**Exercise input:**
::::

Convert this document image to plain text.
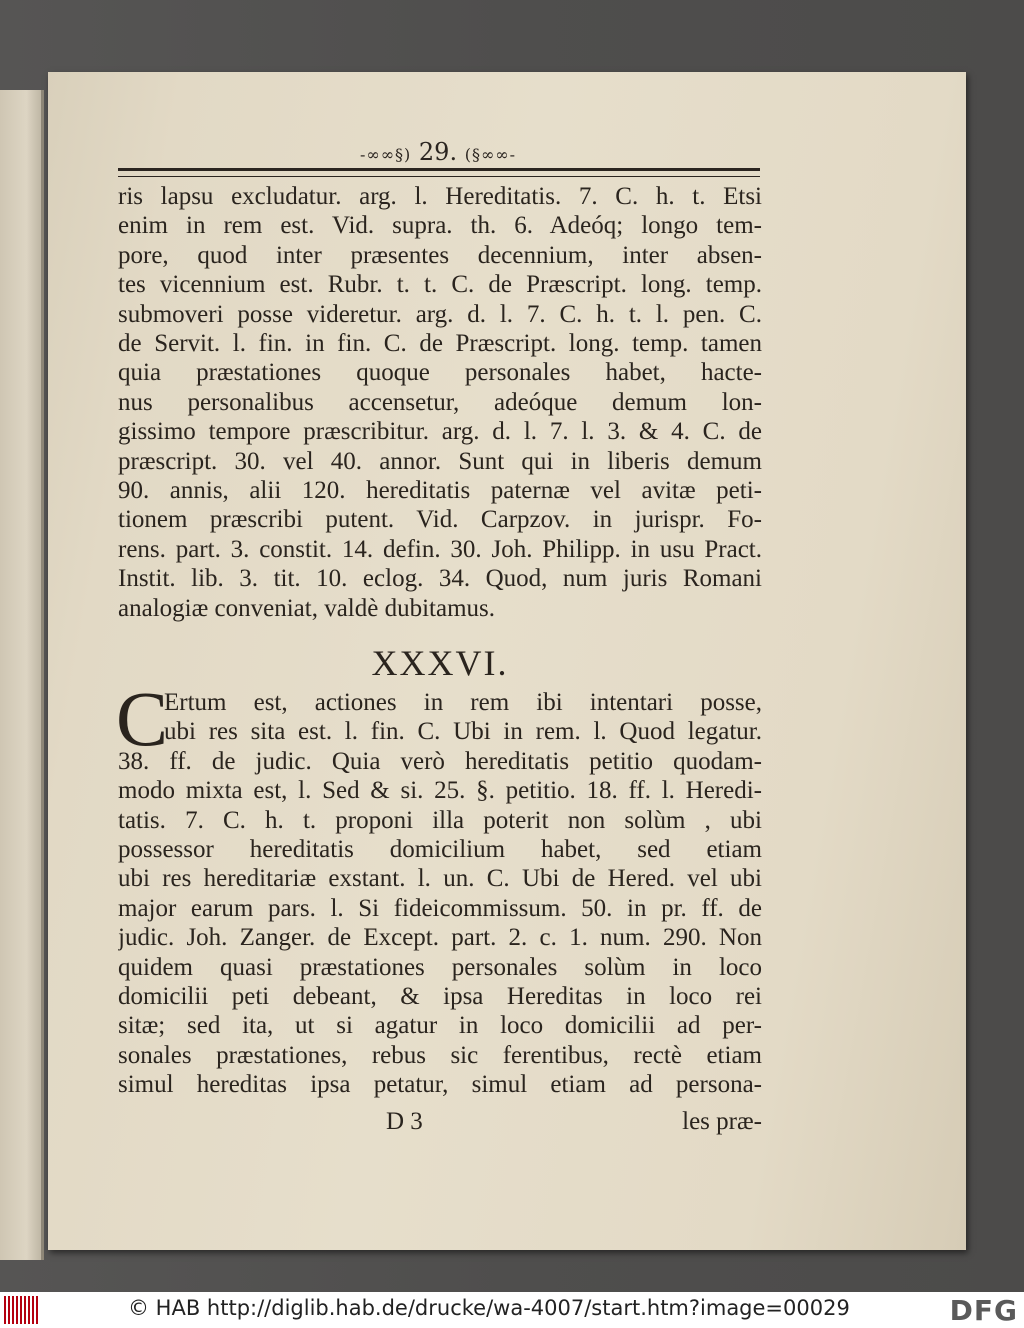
-∞∞§) 29. (§∞∞-
ris lapsu excludatur. arg. l. Hereditatis. 7. C. h. t. Etsi
enim in rem est. Vid. supra. th. 6. Adeóq; longo tem-
pore, quod inter præsentes decennium, inter absen-
tes vicennium est. Rubr. t. t. C. de Præscript. long. temp.
submoveri posse videretur. arg. d. l. 7. C. h. t. l. pen. C.
de Servit. l. fin. in fin. C. de Præscript. long. temp. tamen
quia præstationes quoque personales habet, hacte-
nus personalibus accensetur, adeóque demum lon-
gissimo tempore præscribitur. arg. d. l. 7. l. 3. & 4. C. de
præscript. 30. vel 40. annor. Sunt qui in liberis demum
90. annis, alii 120. hereditatis paternæ vel avitæ peti-
tionem præscribi putent. Vid. Carpzov. in jurispr. Fo-
rens. part. 3. constit. 14. defin. 30. Joh. Philipp. in usu Pract.
Instit. lib. 3. tit. 10. eclog. 34. Quod, num juris Romani
analogiæ conveniat, valdè dubitamus.
XXXVI.
C
Ertum est, actiones in rem ibi intentari posse,
ubi res sita est. l. fin. C. Ubi in rem. l. Quod legatur.
38. ff. de judic. Quia verò hereditatis petitio quodam-
modo mixta est, l. Sed & si. 25. §. petitio. 18. ff. l. Heredi-
tatis. 7. C. h. t. proponi illa poterit non solùm , ubi
possessor hereditatis domicilium habet, sed etiam
ubi res hereditariæ exstant. l. un. C. Ubi de Hered. vel ubi
major earum pars. l. Si fideicommissum. 50. in pr. ff. de
judic. Joh. Zanger. de Except. part. 2. c. 1. num. 290. Non
quidem quasi præstationes personales solùm in loco
domicilii peti debeant, & ipsa Hereditas in loco rei
sitæ; sed ita, ut si agatur in loco domicilii ad per-
sonales præstationes, rebus sic ferentibus, rectè etiam
simul hereditas ipsa petatur, simul etiam ad persona-
D 3	les præ-
© HAB http://diglib.hab.de/drucke/wa-4007/start.htm?image=00029	DFG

::::

**Given task:** Copy out all of the material exactly as written, without its pictures.

**Output below:**
Convert this document image to plain text.
-∞∞§) 29. (§∞∞-
ris lapsu excludatur. arg. l. Hereditatis. 7. C. h. t. Etsi
enim in rem est. Vid. supra. th. 6. Adeóq; longo tem-
pore, quod inter præsentes decennium, inter absen-
tes vicennium est. Rubr. t. t. C. de Præscript. long. temp.
submoveri posse videretur. arg. d. l. 7. C. h. t. l. pen. C.
de Servit. l. fin. in fin. C. de Præscript. long. temp. tamen
quia præstationes quoque personales habet, hacte-
nus personalibus accensetur, adeóque demum lon-
gissimo tempore præscribitur. arg. d. l. 7. l. 3. & 4. C. de
præscript. 30. vel 40. annor. Sunt qui in liberis demum
90. annis, alii 120. hereditatis paternæ vel avitæ peti-
tionem præscribi putent. Vid. Carpzov. in jurispr. Fo-
rens. part. 3. constit. 14. defin. 30. Joh. Philipp. in usu Pract.
Instit. lib. 3. tit. 10. eclog. 34. Quod, num juris Romani
analogiæ conveniat, valdè dubitamus.
XXXVI.
C
Ertum est, actiones in rem ibi intentari posse,
ubi res sita est. l. fin. C. Ubi in rem. l. Quod legatur.
38. ff. de judic. Quia verò hereditatis petitio quodam-
modo mixta est, l. Sed & si. 25. §. petitio. 18. ff. l. Heredi-
tatis. 7. C. h. t. proponi illa poterit non solùm , ubi
possessor hereditatis domicilium habet, sed etiam
ubi res hereditariæ exstant. l. un. C. Ubi de Hered. vel ubi
major earum pars. l. Si fideicommissum. 50. in pr. ff. de
judic. Joh. Zanger. de Except. part. 2. c. 1. num. 290. Non
quidem quasi præstationes personales solùm in loco
domicilii peti debeant, & ipsa Hereditas in loco rei
sitæ; sed ita, ut si agatur in loco domicilii ad per-
sonales præstationes, rebus sic ferentibus, rectè etiam
simul hereditas ipsa petatur, simul etiam ad persona-
D 3	les præ-
© HAB http://diglib.hab.de/drucke/wa-4007/start.htm?image=00029	DFG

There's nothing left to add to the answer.